- **DATA SUPPLIED**
/---
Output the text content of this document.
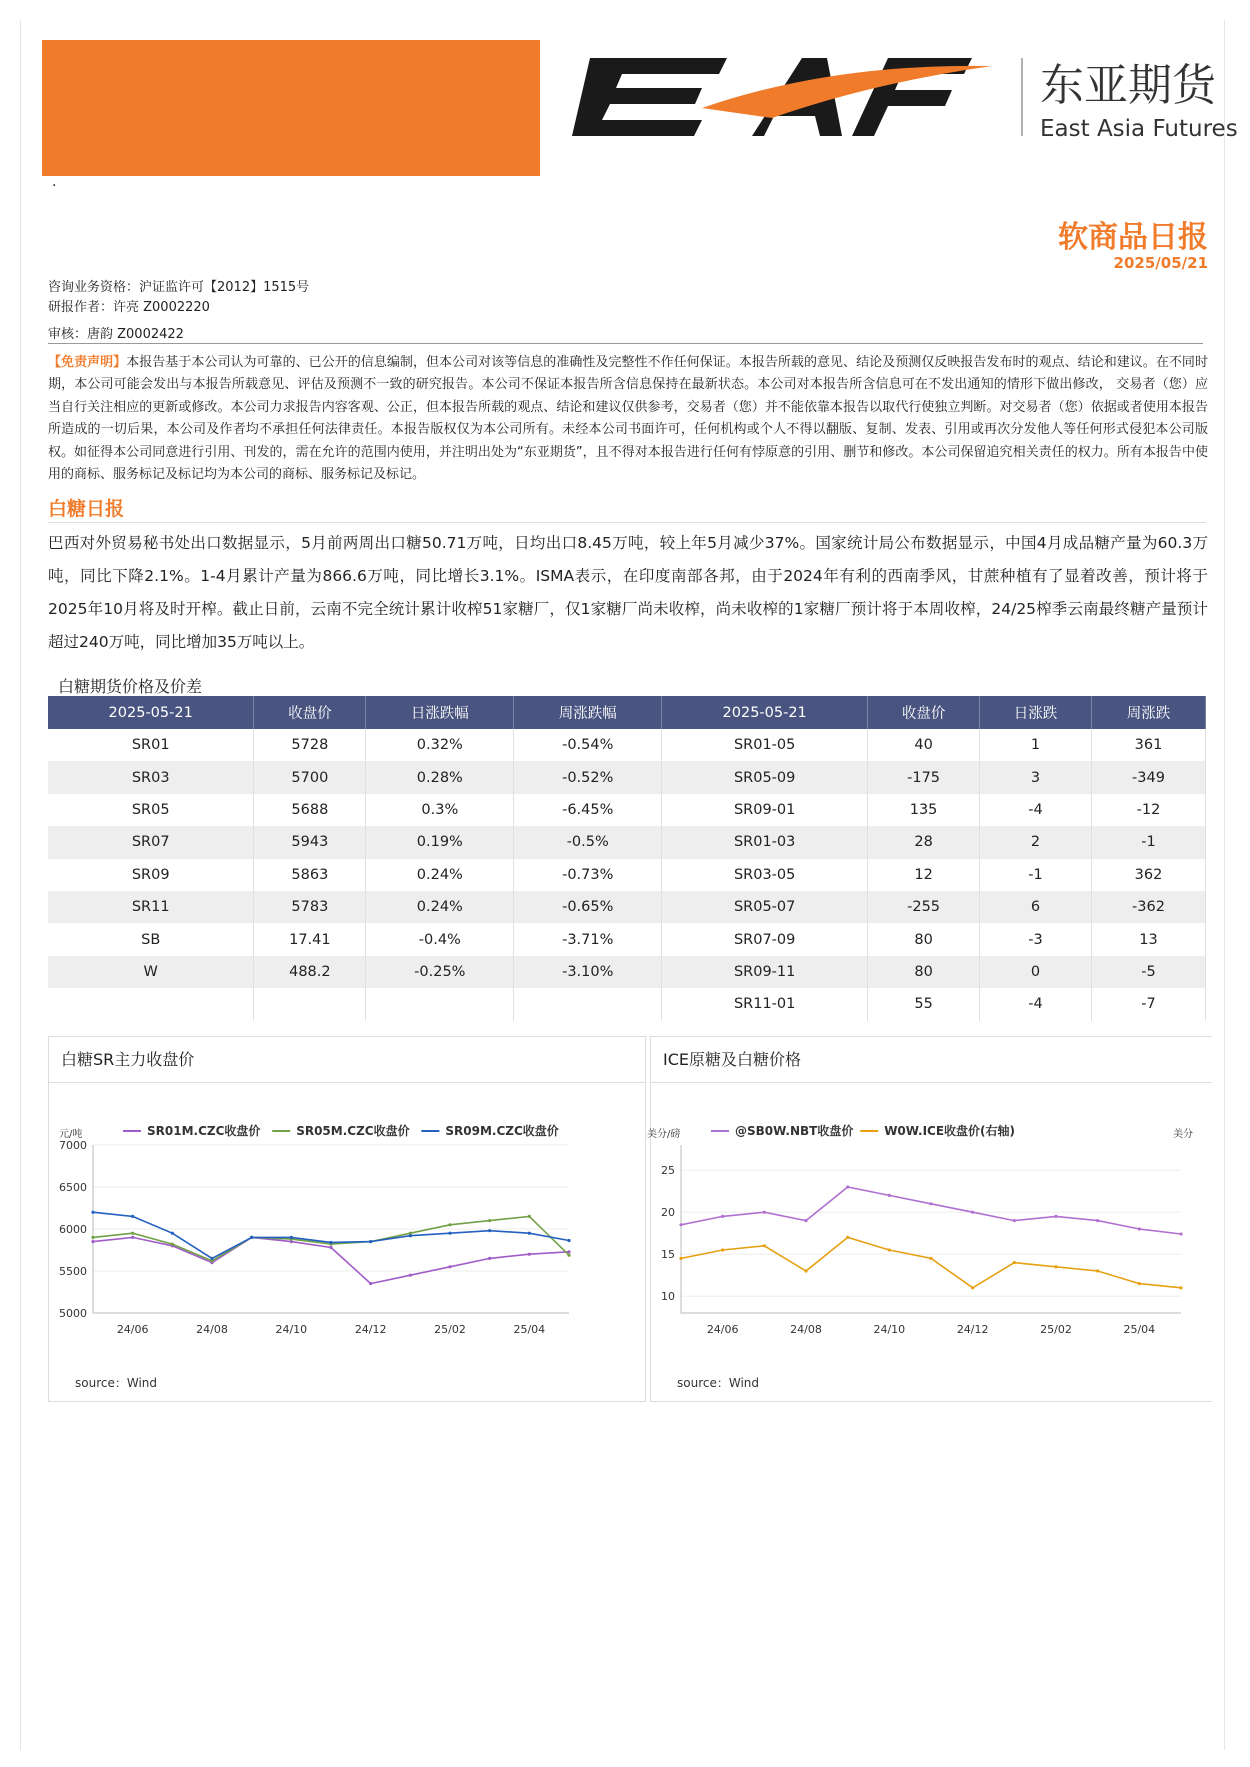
·
东亚期货
East Asia Futures
软商品日报
2025/05/21
咨询业务资格：沪证监许可【2012】1515号
研报作者：许亮 Z0002220
审核：唐韵 Z0002422
【免责声明】本报告基于本公司认为可靠的、已公开的信息编制，但本公司对该等信息的准确性及完整性不作任何保证。本报告所载的意见、结论及预测仅反映报告发布时的观点、结论和建议。在不同时期，本公司可能会发出与本报告所载意见、评估及预测不一致的研究报告。本公司不保证本报告所含信息保持在最新状态。本公司对本报告所含信息可在不发出通知的情形下做出修改， 交易者（您）应当自行关注相应的更新或修改。本公司力求报告内容客观、公正，但本报告所载的观点、结论和建议仅供参考，交易者（您）并不能依靠本报告以取代行使独立判断。对交易者（您）依据或者使用本报告所造成的一切后果，本公司及作者均不承担任何法律责任。本报告版权仅为本公司所有。未经本公司书面许可，任何机构或个人不得以翻版、复制、发表、引用或再次分发他人等任何形式侵犯本公司版权。如征得本公司同意进行引用、刊发的，需在允许的范围内使用，并注明出处为“东亚期货”，且不得对本报告进行任何有悖原意的引用、删节和修改。本公司保留追究相关责任的权力。所有本报告中使用的商标、服务标记及标记均为本公司的商标、服务标记及标记。
白糖日报
巴西对外贸易秘书处出口数据显示，5月前两周出口糖50.71万吨，日均出口8.45万吨，较上年5月减少37%。国家统计局公布数据显示，中国4月成品糖产量为60.3万吨，同比下降2.1%。1-4月累计产量为866.6万吨，同比增长3.1%。ISMA表示，在印度南部各邦，由于2024年有利的西南季风，甘蔗种植有了显着改善，预计将于2025年10月将及时开榨。截止日前，云南不完全统计累计收榨51家糖厂，仅1家糖厂尚未收榨，尚未收榨的1家糖厂预计将于本周收榨，24/25榨季云南最终糖产量预计超过240万吨，同比增加35万吨以上。
白糖期货价格及价差
2025-05-21	收盘价	日涨跌幅	周涨跌幅	2025-05-21	收盘价	日涨跌	周涨跌
SR01	5728	0.32%	-0.54%	SR01-05	40	1	361
SR03	5700	0.28%	-0.52%	SR05-09	-175	3	-349
SR05	5688	0.3%	-6.45%	SR09-01	135	-4	-12
SR07	5943	0.19%	-0.5%	SR01-03	28	2	-1
SR09	5863	0.24%	-0.73%	SR03-05	12	-1	362
SR11	5783	0.24%	-0.65%	SR05-07	-255	6	-362
SB	17.41	-0.4%	-3.71%	SR07-09	80	-3	13
W	488.2	-0.25%	-3.10%	SR09-11	80	0	-5
				SR11-01	55	-4	-7
白糖SR主力收盘价
元/吨
5000
5500
6000
6500
7000
24/06	24/08	24/10	24/12	25/02	25/04
SR01M.CZC收盘价	SR05M.CZC收盘价	SR09M.CZC收盘价
source：Wind
ICE原糖及白糖价格
美分/磅	美分
10
15
20
25
24/06	24/08	24/10	24/12	25/02	25/04
@SB0W.NBT收盘价	W0W.ICE收盘价(右轴)
source：Wind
\---
- **GIVEN EXERCISE**
Your copy should repeat each entry above exactly but contain no pictures.

- **RESPONSE**
Output the text content of this document.
·
东亚期货
East Asia Futures
软商品日报
2025/05/21
咨询业务资格：沪证监许可【2012】1515号
研报作者：许亮 Z0002220
审核：唐韵 Z0002422
【免责声明】本报告基于本公司认为可靠的、已公开的信息编制，但本公司对该等信息的准确性及完整性不作任何保证。本报告所载的意见、结论及预测仅反映报告发布时的观点、结论和建议。在不同时期，本公司可能会发出与本报告所载意见、评估及预测不一致的研究报告。本公司不保证本报告所含信息保持在最新状态。本公司对本报告所含信息可在不发出通知的情形下做出修改， 交易者（您）应当自行关注相应的更新或修改。本公司力求报告内容客观、公正，但本报告所载的观点、结论和建议仅供参考，交易者（您）并不能依靠本报告以取代行使独立判断。对交易者（您）依据或者使用本报告所造成的一切后果，本公司及作者均不承担任何法律责任。本报告版权仅为本公司所有。未经本公司书面许可，任何机构或个人不得以翻版、复制、发表、引用或再次分发他人等任何形式侵犯本公司版权。如征得本公司同意进行引用、刊发的，需在允许的范围内使用，并注明出处为“东亚期货”，且不得对本报告进行任何有悖原意的引用、删节和修改。本公司保留追究相关责任的权力。所有本报告中使用的商标、服务标记及标记均为本公司的商标、服务标记及标记。
白糖日报
巴西对外贸易秘书处出口数据显示，5月前两周出口糖50.71万吨，日均出口8.45万吨，较上年5月减少37%。国家统计局公布数据显示，中国4月成品糖产量为60.3万吨，同比下降2.1%。1-4月累计产量为866.6万吨，同比增长3.1%。ISMA表示，在印度南部各邦，由于2024年有利的西南季风，甘蔗种植有了显着改善，预计将于2025年10月将及时开榨。截止日前，云南不完全统计累计收榨51家糖厂，仅1家糖厂尚未收榨，尚未收榨的1家糖厂预计将于本周收榨，24/25榨季云南最终糖产量预计超过240万吨，同比增加35万吨以上。
白糖期货价格及价差
2025-05-21	收盘价	日涨跌幅	周涨跌幅	2025-05-21	收盘价	日涨跌	周涨跌
SR01	5728	0.32%	-0.54%	SR01-05	40	1	361
SR03	5700	0.28%	-0.52%	SR05-09	-175	3	-349
SR05	5688	0.3%	-6.45%	SR09-01	135	-4	-12
SR07	5943	0.19%	-0.5%	SR01-03	28	2	-1
SR09	5863	0.24%	-0.73%	SR03-05	12	-1	362
SR11	5783	0.24%	-0.65%	SR05-07	-255	6	-362
SB	17.41	-0.4%	-3.71%	SR07-09	80	-3	13
W	488.2	-0.25%	-3.10%	SR09-11	80	0	-5
				SR11-01	55	-4	-7
白糖SR主力收盘价
元/吨
5000
5500
6000
6500
7000
24/06	24/08	24/10	24/12	25/02	25/04
SR01M.CZC收盘价	SR05M.CZC收盘价	SR09M.CZC收盘价
source：Wind
ICE原糖及白糖价格
美分/磅	美分
10
15
20
25
24/06	24/08	24/10	24/12	25/02	25/04
@SB0W.NBT收盘价	W0W.ICE收盘价(右轴)
source：Wind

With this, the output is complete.